TASK DETAILS: How many lines in this material include the string "risk"? Answer with the number and nothing further.

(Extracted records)
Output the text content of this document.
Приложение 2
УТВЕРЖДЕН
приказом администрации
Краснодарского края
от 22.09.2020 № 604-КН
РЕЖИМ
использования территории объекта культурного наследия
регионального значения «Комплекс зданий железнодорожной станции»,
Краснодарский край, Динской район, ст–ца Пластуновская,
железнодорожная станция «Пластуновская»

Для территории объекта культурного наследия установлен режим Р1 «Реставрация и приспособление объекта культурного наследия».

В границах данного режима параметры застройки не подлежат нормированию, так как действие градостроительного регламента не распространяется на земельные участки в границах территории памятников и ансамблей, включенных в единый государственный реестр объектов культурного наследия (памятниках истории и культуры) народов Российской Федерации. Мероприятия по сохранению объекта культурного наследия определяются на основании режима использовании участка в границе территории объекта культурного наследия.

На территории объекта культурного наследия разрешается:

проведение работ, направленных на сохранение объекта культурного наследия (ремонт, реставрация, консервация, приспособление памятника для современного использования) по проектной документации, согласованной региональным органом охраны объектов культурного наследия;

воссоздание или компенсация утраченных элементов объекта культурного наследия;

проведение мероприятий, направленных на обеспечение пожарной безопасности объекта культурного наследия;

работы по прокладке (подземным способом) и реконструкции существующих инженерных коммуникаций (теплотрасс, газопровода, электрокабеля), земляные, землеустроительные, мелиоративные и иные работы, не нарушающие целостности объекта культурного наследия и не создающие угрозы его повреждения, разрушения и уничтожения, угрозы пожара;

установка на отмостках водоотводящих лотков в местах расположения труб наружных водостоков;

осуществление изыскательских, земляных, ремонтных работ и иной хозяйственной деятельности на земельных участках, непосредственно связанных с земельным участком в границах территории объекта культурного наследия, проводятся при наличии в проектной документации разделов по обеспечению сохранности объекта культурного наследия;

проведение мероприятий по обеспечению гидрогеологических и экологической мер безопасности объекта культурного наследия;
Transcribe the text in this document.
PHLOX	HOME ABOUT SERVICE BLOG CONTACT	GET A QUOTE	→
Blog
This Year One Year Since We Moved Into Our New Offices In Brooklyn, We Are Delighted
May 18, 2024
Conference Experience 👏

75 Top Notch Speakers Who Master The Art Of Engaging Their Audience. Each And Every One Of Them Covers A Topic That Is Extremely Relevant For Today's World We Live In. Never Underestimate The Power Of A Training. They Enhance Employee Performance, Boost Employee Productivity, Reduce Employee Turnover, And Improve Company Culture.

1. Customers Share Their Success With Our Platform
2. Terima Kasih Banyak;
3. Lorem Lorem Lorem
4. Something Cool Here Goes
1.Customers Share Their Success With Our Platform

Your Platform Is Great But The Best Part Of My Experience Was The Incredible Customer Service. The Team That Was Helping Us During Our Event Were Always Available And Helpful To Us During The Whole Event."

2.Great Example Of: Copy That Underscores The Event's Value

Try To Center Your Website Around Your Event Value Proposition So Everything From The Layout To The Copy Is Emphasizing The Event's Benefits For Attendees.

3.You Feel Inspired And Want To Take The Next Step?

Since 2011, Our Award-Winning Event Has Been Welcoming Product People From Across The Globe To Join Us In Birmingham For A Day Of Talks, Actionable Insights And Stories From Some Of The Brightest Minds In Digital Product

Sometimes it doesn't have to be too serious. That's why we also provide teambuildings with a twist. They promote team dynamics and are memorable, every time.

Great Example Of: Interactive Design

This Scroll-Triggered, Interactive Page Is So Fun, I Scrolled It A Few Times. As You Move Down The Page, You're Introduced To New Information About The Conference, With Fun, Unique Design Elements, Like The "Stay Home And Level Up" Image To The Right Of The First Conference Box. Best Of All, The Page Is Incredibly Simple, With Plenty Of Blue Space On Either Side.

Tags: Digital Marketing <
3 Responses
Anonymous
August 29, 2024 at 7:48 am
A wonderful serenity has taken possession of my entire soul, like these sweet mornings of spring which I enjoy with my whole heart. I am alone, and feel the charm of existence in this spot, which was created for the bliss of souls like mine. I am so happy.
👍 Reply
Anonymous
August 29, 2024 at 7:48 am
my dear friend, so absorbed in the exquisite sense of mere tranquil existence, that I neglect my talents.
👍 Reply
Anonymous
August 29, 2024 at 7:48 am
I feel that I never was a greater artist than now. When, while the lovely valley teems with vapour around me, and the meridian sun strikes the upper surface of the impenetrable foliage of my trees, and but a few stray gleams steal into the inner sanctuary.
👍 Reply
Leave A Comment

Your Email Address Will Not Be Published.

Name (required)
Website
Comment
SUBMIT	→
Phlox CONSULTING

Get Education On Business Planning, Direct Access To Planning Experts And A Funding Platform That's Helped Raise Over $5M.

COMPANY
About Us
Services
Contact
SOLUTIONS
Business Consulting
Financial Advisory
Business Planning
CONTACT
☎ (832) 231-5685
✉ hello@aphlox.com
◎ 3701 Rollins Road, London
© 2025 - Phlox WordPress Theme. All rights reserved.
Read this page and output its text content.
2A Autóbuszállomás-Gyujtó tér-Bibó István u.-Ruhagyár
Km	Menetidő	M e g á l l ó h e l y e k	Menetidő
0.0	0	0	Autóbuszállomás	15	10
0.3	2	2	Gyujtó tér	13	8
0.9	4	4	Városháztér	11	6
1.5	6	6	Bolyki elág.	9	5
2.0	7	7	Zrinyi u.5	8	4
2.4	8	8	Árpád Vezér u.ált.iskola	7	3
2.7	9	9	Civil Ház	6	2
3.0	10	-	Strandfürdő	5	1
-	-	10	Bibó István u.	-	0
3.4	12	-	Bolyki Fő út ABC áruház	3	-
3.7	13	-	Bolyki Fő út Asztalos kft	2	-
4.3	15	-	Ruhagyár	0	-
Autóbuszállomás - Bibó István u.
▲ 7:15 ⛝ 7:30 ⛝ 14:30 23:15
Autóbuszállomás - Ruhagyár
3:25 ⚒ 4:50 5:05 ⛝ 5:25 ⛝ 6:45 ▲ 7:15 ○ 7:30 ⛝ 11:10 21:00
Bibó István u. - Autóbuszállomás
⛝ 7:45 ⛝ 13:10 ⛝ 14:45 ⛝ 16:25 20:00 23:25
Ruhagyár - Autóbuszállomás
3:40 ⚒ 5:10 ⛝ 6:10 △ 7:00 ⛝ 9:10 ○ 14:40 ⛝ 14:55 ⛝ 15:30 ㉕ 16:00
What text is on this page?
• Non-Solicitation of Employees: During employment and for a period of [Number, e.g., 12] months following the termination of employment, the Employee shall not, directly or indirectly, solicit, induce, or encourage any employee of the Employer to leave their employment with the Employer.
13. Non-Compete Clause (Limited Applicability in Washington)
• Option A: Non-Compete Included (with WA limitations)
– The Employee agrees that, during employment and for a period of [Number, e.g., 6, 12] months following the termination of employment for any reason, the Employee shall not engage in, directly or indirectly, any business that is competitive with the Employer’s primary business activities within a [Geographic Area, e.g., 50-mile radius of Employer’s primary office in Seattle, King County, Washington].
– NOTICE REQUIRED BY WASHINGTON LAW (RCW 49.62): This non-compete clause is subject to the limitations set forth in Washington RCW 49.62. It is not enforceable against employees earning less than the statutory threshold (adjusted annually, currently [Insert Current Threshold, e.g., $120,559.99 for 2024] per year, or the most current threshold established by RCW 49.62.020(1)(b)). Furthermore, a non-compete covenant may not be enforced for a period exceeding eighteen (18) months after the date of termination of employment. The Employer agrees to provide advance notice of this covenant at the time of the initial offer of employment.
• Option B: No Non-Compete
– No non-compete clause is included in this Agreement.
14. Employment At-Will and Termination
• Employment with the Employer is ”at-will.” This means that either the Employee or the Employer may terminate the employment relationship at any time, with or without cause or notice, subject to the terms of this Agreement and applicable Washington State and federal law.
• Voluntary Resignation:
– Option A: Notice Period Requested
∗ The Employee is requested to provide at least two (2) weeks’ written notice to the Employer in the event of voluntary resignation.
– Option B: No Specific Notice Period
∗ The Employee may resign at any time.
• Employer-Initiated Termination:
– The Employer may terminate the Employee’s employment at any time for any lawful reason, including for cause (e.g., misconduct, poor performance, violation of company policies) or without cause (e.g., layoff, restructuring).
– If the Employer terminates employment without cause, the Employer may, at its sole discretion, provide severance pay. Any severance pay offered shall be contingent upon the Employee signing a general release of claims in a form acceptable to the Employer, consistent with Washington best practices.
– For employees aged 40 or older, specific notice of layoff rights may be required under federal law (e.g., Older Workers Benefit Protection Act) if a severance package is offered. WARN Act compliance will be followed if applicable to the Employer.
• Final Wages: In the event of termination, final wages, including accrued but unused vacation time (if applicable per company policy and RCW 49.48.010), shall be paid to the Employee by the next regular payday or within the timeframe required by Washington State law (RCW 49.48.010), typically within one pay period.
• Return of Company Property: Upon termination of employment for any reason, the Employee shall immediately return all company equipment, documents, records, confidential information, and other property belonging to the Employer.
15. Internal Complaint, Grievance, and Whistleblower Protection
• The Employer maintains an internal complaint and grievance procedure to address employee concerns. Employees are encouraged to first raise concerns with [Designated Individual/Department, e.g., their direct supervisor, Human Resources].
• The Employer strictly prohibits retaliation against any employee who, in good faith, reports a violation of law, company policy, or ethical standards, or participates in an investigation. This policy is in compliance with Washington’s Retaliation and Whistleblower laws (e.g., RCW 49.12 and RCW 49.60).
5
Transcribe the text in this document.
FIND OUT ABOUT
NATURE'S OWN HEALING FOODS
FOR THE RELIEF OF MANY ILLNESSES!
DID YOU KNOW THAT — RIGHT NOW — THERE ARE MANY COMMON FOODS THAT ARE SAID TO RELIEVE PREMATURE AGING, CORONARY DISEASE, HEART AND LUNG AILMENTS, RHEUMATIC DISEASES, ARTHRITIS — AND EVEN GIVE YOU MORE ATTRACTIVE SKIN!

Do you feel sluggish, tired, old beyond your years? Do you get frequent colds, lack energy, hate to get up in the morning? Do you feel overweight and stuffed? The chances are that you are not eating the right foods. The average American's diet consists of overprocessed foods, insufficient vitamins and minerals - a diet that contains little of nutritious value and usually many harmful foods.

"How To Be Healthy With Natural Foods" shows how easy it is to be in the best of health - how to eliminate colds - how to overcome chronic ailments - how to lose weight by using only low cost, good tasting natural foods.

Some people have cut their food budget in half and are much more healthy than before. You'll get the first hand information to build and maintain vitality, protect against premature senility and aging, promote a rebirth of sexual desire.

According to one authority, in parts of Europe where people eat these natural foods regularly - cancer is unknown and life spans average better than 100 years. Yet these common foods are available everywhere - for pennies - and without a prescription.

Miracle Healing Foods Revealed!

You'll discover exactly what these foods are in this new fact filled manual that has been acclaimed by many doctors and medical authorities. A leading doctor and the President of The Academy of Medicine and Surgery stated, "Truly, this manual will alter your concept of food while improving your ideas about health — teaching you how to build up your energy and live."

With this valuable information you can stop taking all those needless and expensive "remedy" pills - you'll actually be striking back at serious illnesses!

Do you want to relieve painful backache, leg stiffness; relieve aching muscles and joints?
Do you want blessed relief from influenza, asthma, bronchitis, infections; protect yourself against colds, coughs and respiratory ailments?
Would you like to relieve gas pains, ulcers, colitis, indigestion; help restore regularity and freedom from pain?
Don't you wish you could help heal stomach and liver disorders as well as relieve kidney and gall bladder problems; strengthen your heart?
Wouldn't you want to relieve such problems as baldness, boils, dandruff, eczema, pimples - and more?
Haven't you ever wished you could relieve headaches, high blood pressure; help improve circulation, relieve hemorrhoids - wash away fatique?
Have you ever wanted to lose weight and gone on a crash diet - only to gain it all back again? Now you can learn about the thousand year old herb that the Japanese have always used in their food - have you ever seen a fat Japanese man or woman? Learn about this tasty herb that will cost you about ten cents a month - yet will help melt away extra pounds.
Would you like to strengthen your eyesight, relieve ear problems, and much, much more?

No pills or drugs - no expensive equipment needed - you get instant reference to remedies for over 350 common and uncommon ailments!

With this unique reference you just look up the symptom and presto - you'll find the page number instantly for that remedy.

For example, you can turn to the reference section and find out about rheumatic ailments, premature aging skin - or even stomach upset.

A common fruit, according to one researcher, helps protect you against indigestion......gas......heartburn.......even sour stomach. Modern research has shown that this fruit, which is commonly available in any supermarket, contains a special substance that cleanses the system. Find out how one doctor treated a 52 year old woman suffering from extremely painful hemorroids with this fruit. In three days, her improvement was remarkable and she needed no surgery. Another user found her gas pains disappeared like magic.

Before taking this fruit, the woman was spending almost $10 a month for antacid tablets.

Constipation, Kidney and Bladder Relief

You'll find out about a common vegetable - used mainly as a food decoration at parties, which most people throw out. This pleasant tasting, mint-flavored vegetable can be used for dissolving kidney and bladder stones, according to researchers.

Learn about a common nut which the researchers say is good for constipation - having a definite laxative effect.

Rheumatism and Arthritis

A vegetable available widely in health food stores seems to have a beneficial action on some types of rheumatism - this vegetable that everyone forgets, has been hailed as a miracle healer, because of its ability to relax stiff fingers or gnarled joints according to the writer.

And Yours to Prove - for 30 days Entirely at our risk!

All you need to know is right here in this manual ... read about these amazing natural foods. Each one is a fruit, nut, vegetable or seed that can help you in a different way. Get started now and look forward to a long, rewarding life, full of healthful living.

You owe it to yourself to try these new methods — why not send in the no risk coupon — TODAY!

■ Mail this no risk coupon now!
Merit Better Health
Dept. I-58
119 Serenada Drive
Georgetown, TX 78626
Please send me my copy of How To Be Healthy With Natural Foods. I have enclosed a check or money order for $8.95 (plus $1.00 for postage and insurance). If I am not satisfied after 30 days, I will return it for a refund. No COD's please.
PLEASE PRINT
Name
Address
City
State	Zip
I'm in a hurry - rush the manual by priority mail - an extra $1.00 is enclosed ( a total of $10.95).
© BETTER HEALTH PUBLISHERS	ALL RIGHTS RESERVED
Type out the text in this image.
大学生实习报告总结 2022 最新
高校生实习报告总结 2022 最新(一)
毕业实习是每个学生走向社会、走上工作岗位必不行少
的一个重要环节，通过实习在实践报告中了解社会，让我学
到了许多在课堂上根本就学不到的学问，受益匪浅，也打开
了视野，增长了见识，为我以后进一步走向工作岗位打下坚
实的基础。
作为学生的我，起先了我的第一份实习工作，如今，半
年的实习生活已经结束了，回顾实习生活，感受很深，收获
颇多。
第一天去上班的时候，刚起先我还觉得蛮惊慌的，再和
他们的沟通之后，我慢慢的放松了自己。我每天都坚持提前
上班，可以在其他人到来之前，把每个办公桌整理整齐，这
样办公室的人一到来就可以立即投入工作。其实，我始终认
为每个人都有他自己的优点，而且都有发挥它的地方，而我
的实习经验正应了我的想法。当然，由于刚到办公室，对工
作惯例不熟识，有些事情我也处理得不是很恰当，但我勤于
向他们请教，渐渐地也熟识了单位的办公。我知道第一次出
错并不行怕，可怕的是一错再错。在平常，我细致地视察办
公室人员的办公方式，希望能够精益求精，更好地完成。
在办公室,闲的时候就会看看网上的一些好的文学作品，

EXPECTED OUTPUT: 3